= Written task =
List each line in which the string "Force" appears.

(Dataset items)
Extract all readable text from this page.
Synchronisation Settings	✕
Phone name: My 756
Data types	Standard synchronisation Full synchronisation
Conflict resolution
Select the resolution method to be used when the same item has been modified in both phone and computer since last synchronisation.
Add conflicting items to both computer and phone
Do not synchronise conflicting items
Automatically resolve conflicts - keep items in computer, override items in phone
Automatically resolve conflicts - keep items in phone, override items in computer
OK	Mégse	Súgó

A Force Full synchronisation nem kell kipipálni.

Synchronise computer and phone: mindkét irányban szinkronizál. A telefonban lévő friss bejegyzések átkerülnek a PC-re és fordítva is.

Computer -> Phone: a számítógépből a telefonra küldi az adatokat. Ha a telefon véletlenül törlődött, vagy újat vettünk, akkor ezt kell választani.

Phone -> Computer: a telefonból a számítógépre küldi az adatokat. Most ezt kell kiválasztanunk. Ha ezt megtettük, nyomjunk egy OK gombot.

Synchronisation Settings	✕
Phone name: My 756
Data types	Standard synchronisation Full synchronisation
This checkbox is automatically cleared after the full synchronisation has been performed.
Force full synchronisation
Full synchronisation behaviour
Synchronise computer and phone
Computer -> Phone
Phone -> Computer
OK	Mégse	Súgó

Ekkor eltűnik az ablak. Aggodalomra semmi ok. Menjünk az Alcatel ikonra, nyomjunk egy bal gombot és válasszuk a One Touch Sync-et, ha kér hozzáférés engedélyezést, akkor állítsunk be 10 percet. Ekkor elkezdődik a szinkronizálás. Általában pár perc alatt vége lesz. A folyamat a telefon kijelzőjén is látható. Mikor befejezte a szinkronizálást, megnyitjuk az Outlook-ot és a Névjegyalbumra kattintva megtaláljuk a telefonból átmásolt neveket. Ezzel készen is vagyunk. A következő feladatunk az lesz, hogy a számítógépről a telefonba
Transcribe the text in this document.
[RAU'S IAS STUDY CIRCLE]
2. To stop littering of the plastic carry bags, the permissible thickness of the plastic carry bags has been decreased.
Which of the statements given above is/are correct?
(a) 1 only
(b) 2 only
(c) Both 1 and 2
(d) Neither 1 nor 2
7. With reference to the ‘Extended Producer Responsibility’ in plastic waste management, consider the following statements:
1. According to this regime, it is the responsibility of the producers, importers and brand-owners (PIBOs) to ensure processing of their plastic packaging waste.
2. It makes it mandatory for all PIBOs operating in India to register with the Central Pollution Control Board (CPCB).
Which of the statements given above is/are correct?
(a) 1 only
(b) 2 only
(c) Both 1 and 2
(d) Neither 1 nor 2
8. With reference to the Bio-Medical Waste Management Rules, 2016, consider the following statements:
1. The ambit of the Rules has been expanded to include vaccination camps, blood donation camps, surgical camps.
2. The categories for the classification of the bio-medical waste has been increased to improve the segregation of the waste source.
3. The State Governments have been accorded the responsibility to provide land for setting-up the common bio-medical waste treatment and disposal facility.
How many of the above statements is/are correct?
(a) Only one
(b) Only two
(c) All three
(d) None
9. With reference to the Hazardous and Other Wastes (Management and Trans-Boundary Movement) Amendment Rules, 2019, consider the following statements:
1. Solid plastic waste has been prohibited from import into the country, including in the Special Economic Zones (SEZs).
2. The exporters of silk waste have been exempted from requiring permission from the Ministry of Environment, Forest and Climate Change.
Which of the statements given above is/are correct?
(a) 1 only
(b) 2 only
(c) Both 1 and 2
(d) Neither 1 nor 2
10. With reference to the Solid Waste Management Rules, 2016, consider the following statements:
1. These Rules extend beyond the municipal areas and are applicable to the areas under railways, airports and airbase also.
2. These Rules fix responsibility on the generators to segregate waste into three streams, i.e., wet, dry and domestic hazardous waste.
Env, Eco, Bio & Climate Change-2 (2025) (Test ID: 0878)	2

= Full output =
A Force Full synchronisation nem kell kipipálni.
Force full synchronisation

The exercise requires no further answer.